**Records to process:**
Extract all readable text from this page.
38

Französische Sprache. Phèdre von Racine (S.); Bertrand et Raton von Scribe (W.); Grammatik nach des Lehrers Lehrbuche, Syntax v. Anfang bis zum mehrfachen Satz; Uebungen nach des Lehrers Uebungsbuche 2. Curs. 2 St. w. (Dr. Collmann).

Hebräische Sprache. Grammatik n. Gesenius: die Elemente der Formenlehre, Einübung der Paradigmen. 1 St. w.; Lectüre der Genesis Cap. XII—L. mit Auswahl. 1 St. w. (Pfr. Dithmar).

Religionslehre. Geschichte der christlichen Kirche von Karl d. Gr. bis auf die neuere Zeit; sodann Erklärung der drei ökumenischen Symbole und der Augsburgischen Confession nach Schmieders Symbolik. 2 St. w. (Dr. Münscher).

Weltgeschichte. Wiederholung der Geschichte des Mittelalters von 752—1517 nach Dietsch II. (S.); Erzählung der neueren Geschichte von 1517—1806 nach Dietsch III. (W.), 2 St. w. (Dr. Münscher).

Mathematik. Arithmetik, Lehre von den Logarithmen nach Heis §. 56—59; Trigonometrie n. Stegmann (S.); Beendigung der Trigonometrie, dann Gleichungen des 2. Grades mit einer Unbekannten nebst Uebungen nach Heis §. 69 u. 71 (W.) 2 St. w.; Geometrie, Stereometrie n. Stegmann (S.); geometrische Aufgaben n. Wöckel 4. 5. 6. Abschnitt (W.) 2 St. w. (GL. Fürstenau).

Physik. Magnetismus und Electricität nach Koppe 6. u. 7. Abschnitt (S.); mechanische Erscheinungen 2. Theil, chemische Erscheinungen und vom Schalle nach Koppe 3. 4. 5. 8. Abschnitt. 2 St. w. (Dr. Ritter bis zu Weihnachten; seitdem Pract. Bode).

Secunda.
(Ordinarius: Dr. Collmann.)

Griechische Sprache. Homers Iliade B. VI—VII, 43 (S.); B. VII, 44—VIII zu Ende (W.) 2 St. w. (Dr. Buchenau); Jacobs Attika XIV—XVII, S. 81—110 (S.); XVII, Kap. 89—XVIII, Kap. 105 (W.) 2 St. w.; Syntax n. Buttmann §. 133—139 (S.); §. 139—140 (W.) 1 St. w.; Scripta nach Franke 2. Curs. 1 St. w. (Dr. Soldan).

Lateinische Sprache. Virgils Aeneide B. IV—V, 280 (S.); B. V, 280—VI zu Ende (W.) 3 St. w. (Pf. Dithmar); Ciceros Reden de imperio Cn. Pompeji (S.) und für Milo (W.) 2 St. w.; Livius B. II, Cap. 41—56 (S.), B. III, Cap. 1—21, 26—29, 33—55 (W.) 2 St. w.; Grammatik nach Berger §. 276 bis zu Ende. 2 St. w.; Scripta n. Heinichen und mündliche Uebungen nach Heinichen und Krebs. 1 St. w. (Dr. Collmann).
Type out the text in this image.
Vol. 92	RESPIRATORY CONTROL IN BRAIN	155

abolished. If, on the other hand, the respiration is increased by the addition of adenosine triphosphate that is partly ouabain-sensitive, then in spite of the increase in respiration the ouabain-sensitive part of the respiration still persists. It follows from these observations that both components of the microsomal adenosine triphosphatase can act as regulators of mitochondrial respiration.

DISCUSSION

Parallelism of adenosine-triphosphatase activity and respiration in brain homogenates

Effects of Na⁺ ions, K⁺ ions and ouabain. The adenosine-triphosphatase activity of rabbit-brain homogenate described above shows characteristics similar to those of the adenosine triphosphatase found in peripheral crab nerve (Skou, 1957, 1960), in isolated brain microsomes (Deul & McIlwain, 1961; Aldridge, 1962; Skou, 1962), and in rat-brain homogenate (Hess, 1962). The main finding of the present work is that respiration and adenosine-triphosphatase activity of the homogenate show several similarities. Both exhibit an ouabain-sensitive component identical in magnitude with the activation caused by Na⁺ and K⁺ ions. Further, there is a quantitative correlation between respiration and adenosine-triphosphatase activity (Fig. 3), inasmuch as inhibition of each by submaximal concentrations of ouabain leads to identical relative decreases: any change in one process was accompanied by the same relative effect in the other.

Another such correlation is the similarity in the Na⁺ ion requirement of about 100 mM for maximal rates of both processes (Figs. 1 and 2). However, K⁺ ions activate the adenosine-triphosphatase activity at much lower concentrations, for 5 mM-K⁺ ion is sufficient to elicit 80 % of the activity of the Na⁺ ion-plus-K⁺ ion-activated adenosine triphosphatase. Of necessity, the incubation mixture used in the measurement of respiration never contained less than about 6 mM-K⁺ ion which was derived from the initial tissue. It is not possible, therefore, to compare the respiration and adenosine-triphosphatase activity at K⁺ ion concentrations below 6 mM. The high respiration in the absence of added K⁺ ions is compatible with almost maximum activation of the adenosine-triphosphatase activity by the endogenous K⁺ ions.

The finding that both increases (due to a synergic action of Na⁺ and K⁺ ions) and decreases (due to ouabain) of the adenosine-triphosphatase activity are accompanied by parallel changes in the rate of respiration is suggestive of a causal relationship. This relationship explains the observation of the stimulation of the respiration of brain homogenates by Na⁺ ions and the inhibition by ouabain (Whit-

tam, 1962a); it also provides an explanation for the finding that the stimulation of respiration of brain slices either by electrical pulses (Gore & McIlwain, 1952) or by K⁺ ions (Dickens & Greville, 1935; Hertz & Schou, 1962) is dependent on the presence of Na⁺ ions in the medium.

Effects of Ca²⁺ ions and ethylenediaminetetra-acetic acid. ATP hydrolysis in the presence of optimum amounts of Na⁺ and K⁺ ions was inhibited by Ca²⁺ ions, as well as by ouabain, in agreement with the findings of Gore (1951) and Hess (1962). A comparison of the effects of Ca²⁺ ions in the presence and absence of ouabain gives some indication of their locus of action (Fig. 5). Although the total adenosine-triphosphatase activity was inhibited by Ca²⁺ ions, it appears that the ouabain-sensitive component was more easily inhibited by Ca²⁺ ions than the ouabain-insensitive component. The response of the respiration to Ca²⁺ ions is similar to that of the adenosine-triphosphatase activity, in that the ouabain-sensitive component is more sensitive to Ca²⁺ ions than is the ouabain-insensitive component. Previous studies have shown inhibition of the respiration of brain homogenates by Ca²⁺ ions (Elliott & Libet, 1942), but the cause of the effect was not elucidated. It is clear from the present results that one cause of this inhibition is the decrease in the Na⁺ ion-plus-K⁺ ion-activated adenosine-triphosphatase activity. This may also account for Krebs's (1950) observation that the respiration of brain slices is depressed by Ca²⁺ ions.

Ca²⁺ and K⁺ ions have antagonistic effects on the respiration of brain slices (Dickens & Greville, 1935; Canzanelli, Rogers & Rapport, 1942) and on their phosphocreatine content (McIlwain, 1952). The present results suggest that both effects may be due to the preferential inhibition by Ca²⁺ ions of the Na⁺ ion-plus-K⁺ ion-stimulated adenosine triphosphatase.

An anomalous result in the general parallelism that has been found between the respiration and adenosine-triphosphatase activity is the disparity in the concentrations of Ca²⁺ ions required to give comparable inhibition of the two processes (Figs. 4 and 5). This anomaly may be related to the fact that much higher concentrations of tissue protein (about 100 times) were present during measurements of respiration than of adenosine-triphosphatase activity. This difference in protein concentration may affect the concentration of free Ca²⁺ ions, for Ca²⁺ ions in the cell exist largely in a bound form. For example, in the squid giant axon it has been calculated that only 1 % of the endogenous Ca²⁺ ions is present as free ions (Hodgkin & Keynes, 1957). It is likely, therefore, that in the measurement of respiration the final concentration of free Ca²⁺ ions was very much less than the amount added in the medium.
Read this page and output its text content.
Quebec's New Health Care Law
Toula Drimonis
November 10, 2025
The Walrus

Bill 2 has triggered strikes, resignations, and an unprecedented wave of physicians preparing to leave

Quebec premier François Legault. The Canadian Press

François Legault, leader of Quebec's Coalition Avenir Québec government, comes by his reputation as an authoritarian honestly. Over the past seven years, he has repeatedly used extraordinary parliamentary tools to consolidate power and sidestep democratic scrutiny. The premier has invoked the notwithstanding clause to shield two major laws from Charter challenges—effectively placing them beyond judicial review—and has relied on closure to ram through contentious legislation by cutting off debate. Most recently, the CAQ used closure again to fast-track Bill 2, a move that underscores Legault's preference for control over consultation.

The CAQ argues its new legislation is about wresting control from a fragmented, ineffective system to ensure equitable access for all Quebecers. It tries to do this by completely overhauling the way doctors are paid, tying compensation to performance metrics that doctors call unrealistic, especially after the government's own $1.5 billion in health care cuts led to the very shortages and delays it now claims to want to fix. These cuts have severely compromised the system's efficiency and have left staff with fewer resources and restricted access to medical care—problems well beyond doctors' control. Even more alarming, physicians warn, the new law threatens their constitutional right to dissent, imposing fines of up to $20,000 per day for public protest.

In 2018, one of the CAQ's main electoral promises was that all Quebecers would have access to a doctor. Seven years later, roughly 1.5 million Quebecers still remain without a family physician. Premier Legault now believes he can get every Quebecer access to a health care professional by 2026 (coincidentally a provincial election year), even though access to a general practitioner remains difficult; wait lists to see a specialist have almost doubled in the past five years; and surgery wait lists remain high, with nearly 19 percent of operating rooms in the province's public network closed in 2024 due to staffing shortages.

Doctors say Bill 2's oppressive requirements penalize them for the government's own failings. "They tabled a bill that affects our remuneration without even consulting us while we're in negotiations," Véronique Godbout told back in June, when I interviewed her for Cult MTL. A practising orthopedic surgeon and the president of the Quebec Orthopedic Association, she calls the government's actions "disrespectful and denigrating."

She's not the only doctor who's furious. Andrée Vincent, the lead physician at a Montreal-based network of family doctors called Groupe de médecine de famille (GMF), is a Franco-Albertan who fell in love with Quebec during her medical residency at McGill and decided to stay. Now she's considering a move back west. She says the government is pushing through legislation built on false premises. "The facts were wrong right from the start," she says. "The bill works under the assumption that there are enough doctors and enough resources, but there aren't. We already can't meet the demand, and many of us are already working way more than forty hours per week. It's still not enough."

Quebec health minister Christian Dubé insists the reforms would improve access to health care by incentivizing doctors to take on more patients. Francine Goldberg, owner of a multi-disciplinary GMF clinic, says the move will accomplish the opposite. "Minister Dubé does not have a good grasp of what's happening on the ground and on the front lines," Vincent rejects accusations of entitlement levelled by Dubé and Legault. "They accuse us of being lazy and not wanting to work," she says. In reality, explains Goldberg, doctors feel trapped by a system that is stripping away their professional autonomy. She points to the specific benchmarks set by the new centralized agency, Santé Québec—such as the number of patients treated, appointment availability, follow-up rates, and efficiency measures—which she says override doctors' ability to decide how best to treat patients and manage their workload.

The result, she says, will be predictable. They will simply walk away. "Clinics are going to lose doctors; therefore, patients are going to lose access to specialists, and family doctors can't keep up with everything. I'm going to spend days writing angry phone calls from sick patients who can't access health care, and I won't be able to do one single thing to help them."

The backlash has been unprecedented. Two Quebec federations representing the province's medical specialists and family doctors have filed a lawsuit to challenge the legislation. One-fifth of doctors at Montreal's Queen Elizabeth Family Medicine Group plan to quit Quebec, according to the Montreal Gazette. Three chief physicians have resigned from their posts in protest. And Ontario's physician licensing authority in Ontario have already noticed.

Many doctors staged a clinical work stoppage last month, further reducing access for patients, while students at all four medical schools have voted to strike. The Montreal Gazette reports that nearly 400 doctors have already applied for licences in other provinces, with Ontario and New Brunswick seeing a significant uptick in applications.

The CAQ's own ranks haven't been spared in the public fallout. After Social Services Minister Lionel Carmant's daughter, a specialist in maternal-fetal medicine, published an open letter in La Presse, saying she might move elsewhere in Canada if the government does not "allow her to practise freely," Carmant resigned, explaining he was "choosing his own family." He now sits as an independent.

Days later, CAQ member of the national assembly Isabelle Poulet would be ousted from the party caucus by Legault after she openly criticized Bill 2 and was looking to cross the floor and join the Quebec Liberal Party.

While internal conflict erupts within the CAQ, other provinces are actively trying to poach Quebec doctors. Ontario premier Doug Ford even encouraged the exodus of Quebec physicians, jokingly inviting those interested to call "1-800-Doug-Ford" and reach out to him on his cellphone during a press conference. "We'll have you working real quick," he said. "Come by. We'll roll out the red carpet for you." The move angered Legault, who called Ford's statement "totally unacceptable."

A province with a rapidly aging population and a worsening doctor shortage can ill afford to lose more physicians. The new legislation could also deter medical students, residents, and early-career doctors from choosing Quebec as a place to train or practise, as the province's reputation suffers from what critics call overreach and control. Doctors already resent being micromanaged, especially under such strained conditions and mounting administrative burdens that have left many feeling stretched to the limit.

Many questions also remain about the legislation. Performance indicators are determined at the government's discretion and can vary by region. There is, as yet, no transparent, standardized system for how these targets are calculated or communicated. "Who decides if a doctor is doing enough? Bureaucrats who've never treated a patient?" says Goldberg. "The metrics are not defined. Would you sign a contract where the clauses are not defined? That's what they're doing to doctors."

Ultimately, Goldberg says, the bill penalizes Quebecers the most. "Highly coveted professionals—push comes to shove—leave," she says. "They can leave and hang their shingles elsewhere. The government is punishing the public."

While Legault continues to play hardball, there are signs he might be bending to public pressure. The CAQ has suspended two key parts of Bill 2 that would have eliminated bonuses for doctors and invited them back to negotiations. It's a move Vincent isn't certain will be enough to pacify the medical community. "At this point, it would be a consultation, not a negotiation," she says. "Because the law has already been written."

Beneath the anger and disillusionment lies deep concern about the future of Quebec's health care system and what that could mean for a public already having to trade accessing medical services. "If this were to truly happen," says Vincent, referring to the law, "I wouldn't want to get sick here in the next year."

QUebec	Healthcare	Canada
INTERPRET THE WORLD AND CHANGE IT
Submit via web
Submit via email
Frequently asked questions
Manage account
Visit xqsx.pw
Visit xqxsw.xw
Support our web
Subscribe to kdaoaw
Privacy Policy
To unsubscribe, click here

**Instructions for the task:** Find the word "specialists" in the data and show each line that holds it.

**Response for this exercise:**
The result, she says, will be predictable. They will simply walk away. "Clinics are going to lose doctors; therefore, patients are going to lose access to specialists, and family doctors can't keep up with everything. I'm going to spend days writing angry phone calls from sick patients who can't access health care, and I won't be able to do one single thing to help them."
The backlash has been unprecedented. Two Quebec federations representing the province's medical specialists and family doctors have filed a lawsuit to challenge the legislation. One-fifth of doctors at Montreal's Queen Elizabeth Family Medicine Group plan to quit Quebec, according to the Montreal Gazette. Three chief physicians have resigned from their posts in protest. And Ontario's physician licensing authority in Ontario have already noticed.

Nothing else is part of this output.